§ Given task
Each line that includes the word "无穷无尽" counts once; give the total and nothing more.

§ Input rows
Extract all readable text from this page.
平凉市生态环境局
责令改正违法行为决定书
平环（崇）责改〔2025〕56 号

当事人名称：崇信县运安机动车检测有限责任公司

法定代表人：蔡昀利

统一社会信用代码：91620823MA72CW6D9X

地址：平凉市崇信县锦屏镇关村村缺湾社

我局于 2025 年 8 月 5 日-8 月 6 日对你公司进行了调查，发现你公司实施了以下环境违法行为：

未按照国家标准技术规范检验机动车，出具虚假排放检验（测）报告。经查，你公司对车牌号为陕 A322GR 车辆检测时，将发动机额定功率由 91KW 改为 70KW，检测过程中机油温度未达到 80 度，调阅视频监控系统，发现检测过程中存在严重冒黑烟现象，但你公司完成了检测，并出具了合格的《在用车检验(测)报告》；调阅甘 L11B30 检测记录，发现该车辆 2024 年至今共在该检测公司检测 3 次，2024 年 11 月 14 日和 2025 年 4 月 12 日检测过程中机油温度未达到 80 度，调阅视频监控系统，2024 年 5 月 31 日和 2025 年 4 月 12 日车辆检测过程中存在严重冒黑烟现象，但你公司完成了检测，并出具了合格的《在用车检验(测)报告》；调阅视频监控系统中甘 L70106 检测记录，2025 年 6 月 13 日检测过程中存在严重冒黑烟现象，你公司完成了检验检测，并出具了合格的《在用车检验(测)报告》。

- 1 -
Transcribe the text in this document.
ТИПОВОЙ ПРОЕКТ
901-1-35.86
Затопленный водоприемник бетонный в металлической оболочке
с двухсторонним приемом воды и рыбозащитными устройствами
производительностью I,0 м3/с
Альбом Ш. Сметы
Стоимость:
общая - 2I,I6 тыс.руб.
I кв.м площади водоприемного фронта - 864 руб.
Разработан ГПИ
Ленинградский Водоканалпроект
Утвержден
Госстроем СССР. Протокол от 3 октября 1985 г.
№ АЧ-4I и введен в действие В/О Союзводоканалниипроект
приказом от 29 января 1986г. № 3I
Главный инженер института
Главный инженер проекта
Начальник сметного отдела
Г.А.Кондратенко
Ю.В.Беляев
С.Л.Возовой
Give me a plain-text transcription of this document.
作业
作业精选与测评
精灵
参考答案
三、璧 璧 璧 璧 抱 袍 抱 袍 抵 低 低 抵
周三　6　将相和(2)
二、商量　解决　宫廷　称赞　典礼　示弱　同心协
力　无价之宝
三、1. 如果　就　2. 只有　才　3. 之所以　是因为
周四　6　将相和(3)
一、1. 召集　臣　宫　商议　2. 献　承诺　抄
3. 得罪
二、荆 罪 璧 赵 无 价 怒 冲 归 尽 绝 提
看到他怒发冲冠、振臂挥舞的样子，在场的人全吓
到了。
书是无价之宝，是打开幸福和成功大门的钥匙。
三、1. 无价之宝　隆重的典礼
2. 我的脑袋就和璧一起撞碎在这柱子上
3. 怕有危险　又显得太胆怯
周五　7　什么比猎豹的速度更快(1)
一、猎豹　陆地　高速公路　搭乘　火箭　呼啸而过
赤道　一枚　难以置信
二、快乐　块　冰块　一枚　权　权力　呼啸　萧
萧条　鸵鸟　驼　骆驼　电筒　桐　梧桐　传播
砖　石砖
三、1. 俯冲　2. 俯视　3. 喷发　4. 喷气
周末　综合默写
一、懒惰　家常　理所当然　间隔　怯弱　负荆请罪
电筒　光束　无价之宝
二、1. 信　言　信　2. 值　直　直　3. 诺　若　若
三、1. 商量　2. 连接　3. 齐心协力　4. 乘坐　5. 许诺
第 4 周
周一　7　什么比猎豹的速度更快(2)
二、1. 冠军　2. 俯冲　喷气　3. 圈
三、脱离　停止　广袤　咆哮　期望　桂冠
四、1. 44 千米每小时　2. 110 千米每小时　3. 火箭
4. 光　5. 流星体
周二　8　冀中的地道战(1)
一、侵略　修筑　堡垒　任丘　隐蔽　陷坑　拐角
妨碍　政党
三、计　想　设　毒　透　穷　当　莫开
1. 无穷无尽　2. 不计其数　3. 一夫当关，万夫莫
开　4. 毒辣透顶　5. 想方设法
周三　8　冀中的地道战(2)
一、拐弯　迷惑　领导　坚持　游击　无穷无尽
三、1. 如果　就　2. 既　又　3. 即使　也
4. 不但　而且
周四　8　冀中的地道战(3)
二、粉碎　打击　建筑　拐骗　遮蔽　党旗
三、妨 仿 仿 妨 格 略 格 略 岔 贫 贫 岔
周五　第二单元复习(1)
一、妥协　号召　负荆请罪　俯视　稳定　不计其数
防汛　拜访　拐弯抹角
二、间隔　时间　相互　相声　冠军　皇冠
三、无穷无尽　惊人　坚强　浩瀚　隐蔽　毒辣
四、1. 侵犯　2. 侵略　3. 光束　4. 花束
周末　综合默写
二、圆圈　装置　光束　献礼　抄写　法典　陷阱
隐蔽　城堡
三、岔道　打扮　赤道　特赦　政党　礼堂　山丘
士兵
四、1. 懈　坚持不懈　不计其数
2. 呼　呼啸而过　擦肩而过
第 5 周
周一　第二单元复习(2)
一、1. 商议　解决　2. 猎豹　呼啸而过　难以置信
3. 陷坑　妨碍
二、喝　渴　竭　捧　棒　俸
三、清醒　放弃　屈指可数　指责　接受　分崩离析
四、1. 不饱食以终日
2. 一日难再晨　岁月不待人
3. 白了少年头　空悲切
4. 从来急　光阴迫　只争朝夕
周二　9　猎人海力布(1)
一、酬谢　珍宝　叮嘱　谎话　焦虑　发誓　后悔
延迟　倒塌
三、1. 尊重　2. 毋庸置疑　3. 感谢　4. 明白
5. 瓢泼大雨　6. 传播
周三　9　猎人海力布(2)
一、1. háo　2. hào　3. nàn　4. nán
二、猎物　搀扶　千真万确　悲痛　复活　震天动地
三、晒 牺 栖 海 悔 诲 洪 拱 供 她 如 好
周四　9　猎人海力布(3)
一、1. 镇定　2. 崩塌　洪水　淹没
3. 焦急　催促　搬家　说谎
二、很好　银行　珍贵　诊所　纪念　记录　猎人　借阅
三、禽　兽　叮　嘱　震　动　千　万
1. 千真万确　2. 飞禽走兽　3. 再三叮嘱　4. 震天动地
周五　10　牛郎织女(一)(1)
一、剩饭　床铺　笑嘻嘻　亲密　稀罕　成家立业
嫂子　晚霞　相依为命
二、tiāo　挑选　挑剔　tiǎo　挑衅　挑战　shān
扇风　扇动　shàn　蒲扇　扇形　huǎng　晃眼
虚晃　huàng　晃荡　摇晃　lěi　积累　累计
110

§ Final result
3